Short problem A:
According to the article about alcohol sales in Whiteclay, by what percentage did the number of cases of beer and malt liquor sold in the town fall in 2011?

Alcohol sales have plummeted in a tiny Nebraska town faulted for selling beer to members of an American Indian tribe plagued by alcoholism.

LINCOLN, Neb. (AP) — Alcohol sales have plummeted in a tiny Nebraska town faulted for selling beer to members of an American Indian tribe plagued by alcoholism.

While the town's critics hailed the drop in sales and credited increased law enforcement and more alcohol-related treatment programs at the neighboring Pine Ridge Indian Reservation, a store owner in Whiteclay said business has fallen off because the tribal government, which provides most of the jobs in the area, has been struggling financially.

New data obtained by The Associated Press from Nebraska Liquor Control Commission the show the number of cases of beer and malt liquor sold in the dusty, 11-person town fell 13 percent in 2011. Sales had been climbing for years, from about 117,500 cases of beer in 2007 to 206,600 in 2010.

"There's just no money," said Victor Clark, who owns a small grocery story in Whiteclay that doesn't sell alcohol. "The tribe has no money. We're seeing programs now that don't have money. All sorts of things, and it's all trickling down to the individuals."

Tribal Council member Donn Fire Thunder said the tribal government has made cuts recently to its housing program and police department because of budget shortfalls, which he blamed on cuts in federal funding. Tribal officials have estimated that unemployment hovers around 80 percent, with tribal and federal government agencies providing most of the jobs.

"Money is really tight this year," he said. "We're no different than the government body of South Dakota or Omaha. Everybody gets money from the government to run their town for roads, energy to help the poor, food stamps. We get only a small share of it, and we have to make it last."

Even with the drop in business, Whiteclay's four beer stores sold the combined equivalent of 4.3 million, 12-ounce cans.

The town and its beer stores sit just a few hundred feet south and across the state border from the reservation in South Dakota.

Leaders of the Oglala Sioux Tribe have tried for decades to reduce alcohol abuse on the reservation. But the problem has persisted, even though the reservation has almost continually banned alcohol since the late 1800s.

One in four children born on the reservation now suffer from fetal alcohol syndrome or fetal alcohol spectrum disorder, and the average life expectancy is estimated between 45 and 52 years — the shortest in the Northern Hemisphere except for Haiti, according to a lawsuit the tribe filed last month against beer distributors and businesses in Whiteclay. The average American life expectancy is 77.5 years.

The tribe's lawsuit seeks $500 million from the four beer stores, their distributors and the international brewing companies that serve them. A state senator who lives near the town also introduced a bill this year to allow the state government to restrict stores' sales and hours in places like Whiteclay.

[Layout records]
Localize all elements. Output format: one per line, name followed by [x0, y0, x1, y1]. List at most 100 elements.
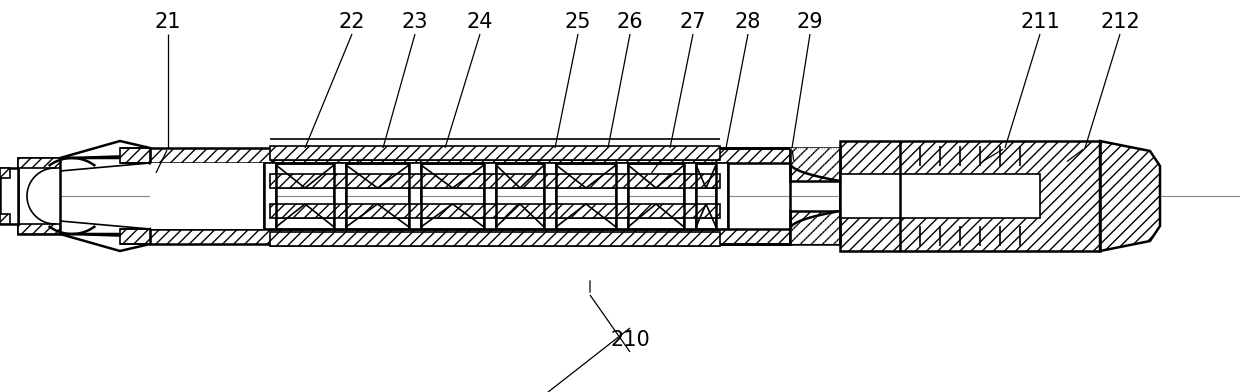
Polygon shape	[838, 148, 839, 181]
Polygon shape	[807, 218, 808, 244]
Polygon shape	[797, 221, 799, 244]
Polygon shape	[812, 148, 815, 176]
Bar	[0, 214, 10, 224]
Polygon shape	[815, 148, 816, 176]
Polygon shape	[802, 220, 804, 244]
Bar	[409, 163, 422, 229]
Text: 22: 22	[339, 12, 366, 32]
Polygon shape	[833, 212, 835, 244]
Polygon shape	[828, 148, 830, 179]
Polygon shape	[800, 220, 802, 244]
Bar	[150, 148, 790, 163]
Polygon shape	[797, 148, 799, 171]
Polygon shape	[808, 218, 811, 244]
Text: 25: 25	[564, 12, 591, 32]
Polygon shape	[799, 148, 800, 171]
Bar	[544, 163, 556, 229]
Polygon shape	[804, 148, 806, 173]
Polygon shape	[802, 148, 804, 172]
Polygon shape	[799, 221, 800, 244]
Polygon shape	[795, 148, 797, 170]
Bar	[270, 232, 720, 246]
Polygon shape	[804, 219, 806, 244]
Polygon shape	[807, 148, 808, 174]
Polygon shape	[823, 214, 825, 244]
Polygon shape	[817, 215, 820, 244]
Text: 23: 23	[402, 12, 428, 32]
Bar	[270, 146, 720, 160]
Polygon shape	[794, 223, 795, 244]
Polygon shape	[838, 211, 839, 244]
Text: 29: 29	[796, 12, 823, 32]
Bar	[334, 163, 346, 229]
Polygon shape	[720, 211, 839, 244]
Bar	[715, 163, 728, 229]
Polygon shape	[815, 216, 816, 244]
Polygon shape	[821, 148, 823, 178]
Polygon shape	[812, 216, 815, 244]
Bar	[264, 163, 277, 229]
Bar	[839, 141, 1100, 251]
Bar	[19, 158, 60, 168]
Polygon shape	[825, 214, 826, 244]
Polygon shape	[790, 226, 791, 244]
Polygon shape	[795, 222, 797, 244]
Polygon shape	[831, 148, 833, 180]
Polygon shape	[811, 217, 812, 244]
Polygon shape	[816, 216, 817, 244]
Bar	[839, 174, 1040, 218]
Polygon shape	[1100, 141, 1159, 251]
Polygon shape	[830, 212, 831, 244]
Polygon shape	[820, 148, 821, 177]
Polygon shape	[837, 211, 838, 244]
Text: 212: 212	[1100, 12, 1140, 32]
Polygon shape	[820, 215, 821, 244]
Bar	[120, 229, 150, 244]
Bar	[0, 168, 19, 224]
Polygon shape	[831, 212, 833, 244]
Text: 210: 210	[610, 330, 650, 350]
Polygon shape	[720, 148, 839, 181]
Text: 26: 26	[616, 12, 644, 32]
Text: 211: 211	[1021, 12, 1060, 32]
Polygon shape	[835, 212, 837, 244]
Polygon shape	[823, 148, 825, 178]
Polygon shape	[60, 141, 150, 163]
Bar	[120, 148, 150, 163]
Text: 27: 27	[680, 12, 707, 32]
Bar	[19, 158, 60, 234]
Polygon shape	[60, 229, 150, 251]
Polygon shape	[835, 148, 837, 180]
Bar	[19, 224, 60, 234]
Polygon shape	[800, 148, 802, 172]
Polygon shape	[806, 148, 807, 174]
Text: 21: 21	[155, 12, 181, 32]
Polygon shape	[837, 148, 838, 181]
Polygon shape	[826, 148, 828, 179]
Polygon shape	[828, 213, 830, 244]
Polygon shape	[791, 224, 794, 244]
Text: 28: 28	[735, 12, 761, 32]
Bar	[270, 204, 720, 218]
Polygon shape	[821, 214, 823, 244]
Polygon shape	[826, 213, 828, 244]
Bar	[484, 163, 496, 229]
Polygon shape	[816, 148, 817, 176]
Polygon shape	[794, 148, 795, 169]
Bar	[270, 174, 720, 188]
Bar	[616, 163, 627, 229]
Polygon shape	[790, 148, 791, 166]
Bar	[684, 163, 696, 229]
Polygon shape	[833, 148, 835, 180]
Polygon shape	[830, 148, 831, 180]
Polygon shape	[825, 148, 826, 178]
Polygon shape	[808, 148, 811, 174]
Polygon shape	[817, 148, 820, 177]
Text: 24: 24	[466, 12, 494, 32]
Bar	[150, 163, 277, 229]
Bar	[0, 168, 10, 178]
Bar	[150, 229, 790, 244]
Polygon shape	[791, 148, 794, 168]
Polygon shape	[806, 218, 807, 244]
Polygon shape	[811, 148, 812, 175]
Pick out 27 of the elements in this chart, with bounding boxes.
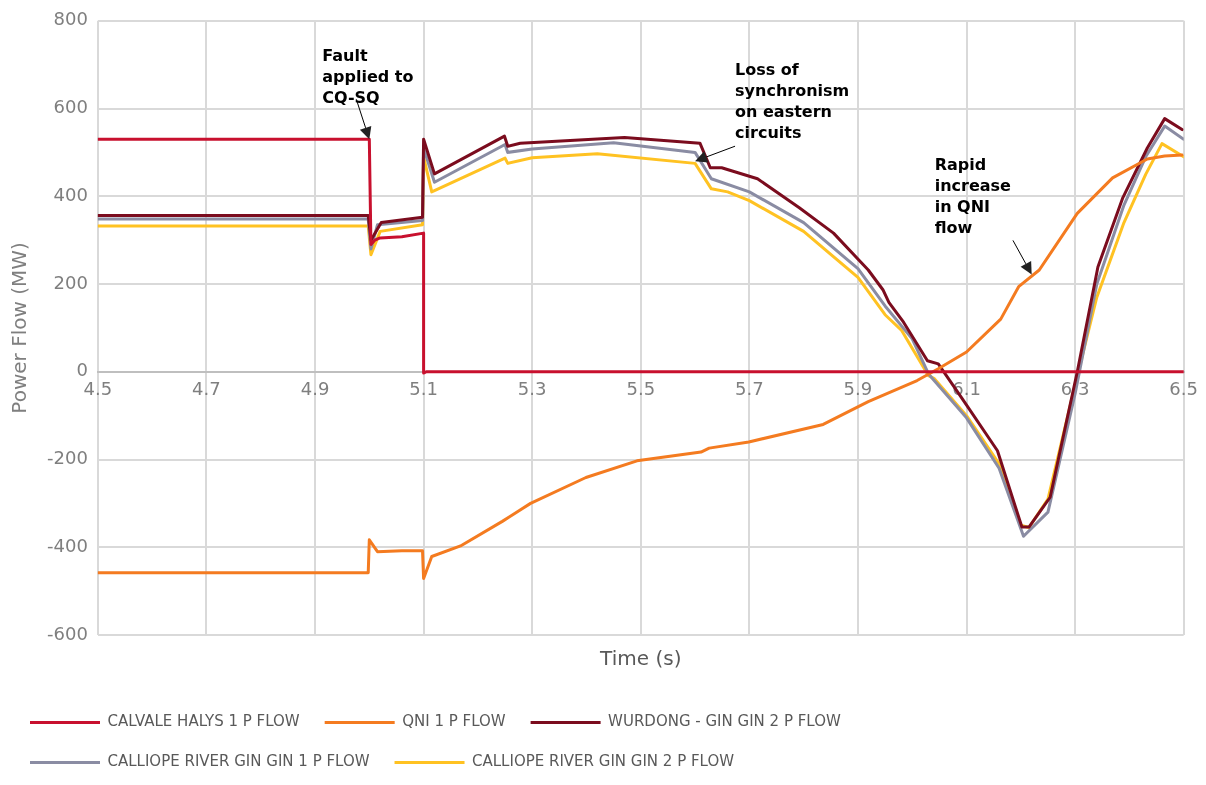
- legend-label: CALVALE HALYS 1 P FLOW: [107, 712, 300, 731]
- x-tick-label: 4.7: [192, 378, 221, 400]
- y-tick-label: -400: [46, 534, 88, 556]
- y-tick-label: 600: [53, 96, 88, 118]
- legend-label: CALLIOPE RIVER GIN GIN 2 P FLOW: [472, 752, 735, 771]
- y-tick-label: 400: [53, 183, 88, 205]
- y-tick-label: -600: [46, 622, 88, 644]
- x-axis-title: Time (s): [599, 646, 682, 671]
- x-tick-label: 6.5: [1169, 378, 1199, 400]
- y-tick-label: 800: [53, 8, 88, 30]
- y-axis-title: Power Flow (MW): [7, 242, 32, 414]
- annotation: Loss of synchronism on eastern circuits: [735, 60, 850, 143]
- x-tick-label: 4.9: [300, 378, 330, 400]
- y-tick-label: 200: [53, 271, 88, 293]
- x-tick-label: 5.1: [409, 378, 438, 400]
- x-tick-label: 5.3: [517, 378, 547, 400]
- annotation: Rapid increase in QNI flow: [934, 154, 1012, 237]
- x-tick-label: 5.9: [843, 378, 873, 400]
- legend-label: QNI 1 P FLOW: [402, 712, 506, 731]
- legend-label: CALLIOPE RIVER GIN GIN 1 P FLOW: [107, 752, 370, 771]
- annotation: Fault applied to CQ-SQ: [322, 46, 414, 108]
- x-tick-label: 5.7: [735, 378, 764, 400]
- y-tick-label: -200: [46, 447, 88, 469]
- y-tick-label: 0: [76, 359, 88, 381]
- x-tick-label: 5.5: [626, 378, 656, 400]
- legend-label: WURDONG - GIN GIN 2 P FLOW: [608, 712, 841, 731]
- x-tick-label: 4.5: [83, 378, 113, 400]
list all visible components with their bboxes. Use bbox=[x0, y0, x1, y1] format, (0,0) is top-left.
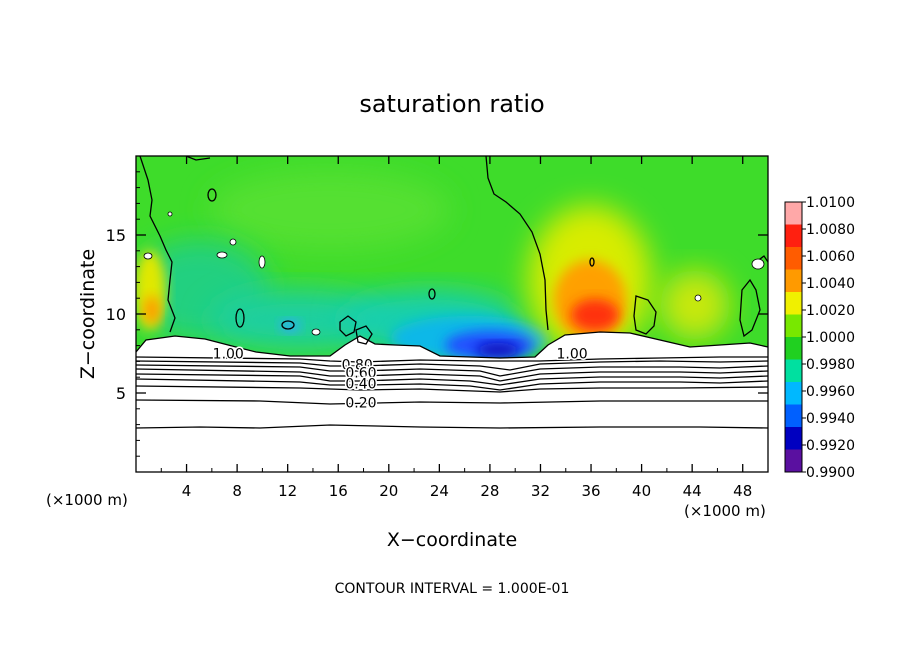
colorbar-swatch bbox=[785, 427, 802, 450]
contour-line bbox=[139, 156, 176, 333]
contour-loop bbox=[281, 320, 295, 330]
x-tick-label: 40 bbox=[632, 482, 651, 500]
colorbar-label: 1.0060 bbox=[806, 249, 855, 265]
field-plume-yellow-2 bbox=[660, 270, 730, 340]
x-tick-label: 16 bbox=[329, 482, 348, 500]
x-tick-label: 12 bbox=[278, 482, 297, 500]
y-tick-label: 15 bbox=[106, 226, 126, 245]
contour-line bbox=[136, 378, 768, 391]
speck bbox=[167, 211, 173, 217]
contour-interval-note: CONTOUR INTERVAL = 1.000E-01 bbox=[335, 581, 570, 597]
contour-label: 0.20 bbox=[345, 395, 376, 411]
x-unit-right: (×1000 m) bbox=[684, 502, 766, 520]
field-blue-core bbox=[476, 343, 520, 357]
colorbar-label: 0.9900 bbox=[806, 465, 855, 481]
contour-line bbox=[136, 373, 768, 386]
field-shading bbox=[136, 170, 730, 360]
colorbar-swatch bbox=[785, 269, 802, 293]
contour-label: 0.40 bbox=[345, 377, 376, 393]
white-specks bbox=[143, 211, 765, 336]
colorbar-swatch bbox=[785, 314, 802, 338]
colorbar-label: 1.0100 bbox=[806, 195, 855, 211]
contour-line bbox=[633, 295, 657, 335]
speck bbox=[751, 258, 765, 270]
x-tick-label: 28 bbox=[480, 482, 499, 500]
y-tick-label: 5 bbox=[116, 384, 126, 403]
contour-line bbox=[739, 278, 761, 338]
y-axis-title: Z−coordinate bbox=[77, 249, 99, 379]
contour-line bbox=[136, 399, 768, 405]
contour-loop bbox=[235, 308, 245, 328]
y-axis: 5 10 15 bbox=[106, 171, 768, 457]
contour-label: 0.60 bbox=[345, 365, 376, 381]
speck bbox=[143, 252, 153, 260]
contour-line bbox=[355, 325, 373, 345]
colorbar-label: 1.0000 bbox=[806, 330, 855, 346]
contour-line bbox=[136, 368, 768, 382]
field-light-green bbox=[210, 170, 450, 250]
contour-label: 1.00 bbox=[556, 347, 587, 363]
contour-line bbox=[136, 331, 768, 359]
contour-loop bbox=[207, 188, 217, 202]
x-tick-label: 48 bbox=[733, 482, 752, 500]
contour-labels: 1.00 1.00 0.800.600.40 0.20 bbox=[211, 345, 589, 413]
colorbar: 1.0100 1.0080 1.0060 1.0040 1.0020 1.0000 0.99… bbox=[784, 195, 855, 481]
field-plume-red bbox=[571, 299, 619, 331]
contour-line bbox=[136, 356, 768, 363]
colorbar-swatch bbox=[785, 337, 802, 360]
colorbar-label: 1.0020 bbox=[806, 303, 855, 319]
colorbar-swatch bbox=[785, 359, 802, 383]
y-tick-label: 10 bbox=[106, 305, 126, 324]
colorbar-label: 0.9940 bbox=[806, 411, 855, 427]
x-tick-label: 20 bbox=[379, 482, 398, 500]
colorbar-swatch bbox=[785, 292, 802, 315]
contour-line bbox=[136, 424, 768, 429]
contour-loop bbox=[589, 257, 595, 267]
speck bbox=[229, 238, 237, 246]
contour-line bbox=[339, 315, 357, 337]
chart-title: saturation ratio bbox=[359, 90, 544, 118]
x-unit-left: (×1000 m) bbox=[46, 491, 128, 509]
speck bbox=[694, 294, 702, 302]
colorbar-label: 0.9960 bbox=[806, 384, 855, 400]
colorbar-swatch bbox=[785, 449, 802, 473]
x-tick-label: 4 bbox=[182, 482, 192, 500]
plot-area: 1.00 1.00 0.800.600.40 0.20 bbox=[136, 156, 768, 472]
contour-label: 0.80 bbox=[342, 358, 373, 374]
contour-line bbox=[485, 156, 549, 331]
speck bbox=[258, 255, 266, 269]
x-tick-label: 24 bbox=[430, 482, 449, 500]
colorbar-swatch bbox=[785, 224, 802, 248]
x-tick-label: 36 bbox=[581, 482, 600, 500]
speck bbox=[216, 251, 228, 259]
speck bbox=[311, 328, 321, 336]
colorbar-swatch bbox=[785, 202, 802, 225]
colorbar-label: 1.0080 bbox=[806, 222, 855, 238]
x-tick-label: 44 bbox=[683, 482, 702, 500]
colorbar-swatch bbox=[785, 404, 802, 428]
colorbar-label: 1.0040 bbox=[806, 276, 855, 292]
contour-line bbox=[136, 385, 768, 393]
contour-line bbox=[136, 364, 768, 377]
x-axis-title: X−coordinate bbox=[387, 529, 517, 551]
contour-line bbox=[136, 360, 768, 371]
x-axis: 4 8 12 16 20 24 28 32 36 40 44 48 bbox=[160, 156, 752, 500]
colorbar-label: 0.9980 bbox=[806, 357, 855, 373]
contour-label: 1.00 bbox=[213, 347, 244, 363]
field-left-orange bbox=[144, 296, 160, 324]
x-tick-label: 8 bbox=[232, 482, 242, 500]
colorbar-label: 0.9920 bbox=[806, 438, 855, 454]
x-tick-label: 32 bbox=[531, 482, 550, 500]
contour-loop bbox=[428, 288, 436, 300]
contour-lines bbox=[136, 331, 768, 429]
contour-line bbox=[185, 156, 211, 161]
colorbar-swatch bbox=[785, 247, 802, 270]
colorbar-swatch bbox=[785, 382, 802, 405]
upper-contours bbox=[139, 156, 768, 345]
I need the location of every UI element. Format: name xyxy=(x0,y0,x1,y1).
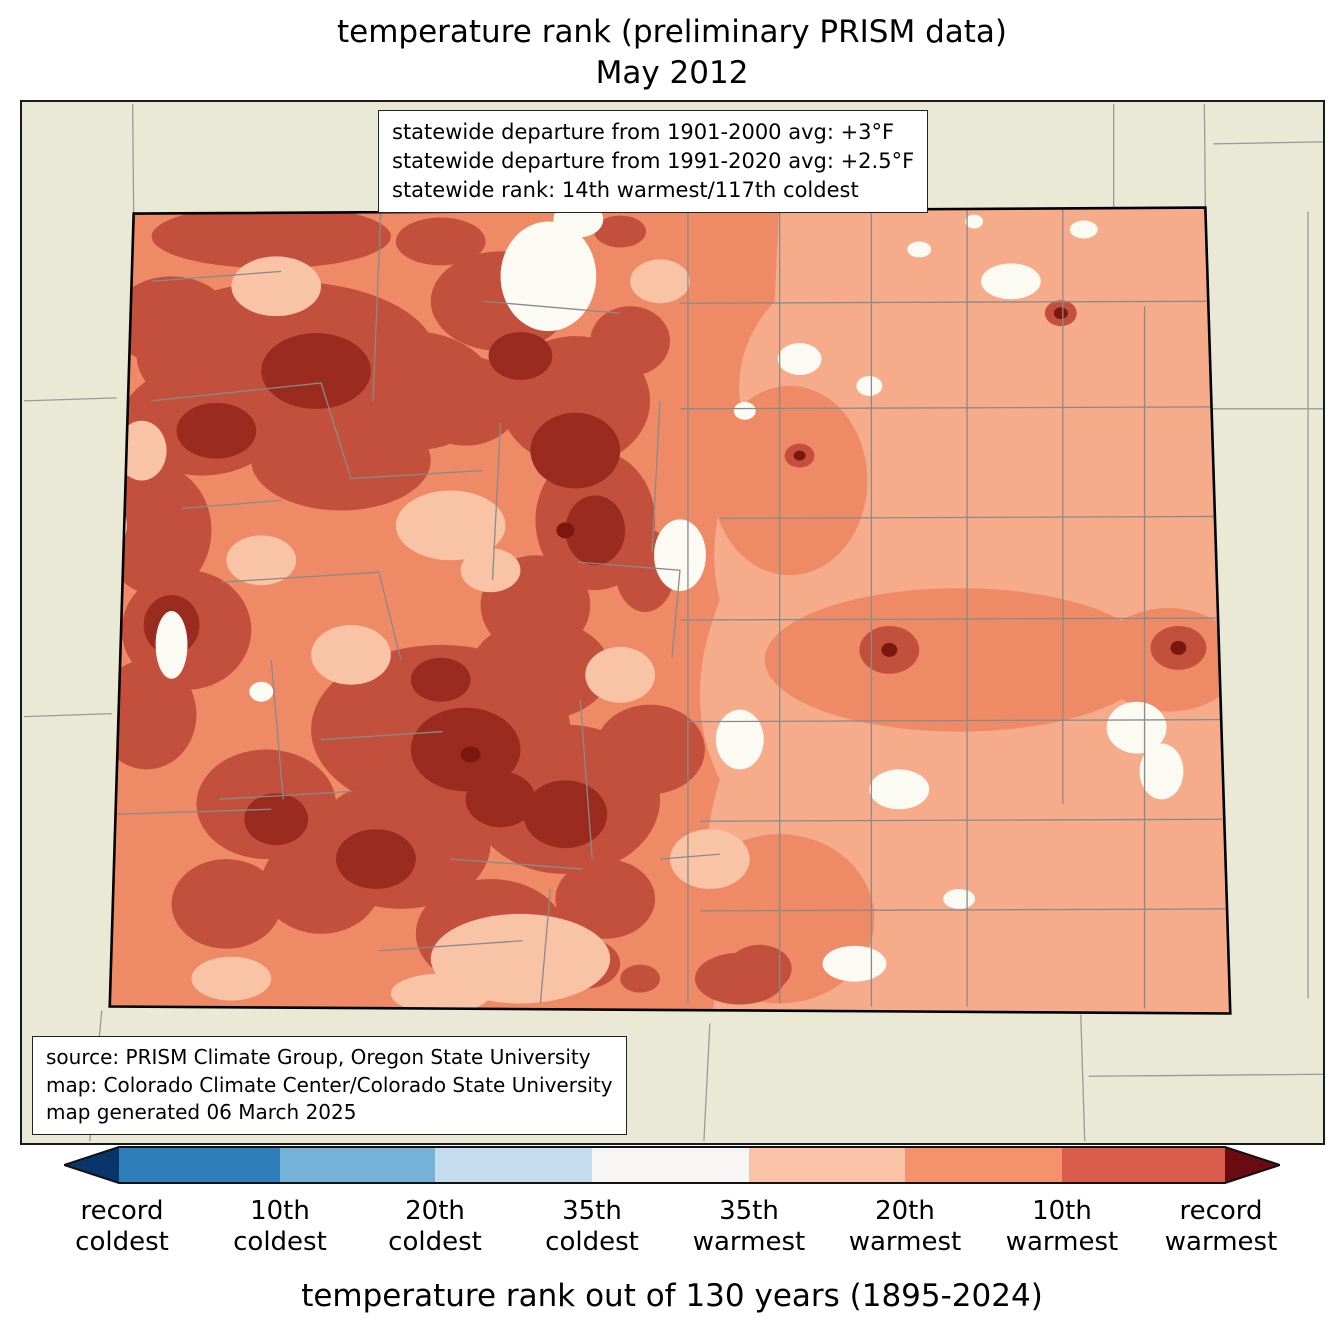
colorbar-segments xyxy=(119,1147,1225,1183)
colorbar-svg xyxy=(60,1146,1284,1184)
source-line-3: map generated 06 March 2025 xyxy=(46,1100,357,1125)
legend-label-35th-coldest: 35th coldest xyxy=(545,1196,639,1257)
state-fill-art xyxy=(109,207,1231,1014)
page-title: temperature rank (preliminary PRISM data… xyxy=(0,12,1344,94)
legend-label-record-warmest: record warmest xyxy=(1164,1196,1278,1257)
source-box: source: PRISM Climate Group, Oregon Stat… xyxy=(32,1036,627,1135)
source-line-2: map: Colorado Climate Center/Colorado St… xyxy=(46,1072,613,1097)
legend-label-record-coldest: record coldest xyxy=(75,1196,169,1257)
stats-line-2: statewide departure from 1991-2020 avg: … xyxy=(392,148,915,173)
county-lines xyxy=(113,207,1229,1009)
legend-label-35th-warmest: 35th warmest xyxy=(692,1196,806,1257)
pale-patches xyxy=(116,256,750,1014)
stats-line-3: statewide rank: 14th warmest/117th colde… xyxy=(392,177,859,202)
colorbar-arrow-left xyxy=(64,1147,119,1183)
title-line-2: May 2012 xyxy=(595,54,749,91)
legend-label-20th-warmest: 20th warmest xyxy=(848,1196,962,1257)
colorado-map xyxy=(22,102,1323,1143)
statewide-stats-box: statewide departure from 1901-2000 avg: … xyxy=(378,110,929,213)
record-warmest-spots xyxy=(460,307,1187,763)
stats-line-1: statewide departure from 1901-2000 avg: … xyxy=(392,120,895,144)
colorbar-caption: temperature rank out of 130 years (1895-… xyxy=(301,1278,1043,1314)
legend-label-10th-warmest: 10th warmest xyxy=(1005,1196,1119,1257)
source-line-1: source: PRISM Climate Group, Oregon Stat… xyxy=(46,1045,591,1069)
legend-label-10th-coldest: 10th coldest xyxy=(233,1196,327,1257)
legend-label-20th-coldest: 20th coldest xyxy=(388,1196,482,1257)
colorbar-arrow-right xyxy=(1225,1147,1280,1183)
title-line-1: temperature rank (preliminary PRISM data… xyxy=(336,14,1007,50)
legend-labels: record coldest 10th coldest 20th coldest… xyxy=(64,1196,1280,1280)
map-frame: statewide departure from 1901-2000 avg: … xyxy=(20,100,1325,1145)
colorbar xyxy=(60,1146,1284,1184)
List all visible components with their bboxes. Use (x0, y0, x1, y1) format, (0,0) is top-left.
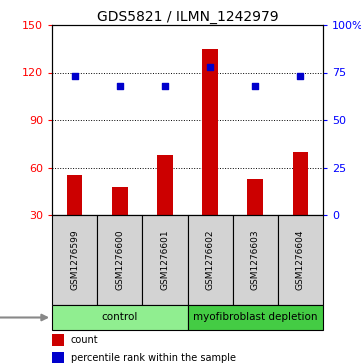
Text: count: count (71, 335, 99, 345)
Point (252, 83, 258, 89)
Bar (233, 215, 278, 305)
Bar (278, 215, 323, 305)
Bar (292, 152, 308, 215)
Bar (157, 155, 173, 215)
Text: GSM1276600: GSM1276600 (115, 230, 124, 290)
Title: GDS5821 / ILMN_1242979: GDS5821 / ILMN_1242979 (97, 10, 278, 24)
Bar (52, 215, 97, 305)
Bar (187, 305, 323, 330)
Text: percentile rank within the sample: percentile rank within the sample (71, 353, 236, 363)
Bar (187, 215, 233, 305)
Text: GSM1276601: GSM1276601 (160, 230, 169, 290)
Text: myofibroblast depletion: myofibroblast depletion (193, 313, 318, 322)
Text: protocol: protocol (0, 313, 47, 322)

Short problem B:
Find every line of the layout records that contains the string "annotation", matching case exactly, and copy each of those lines.

Exercise result A:
13 percent.

Exercise result B:
- annotation: Loss of synchronism on eastern circuits: [735, 60, 850, 143]
- annotation: Rapid increase in QNI flow: [934, 154, 1012, 237]
- annotation: Fault applied to CQ-SQ: [322, 46, 414, 108]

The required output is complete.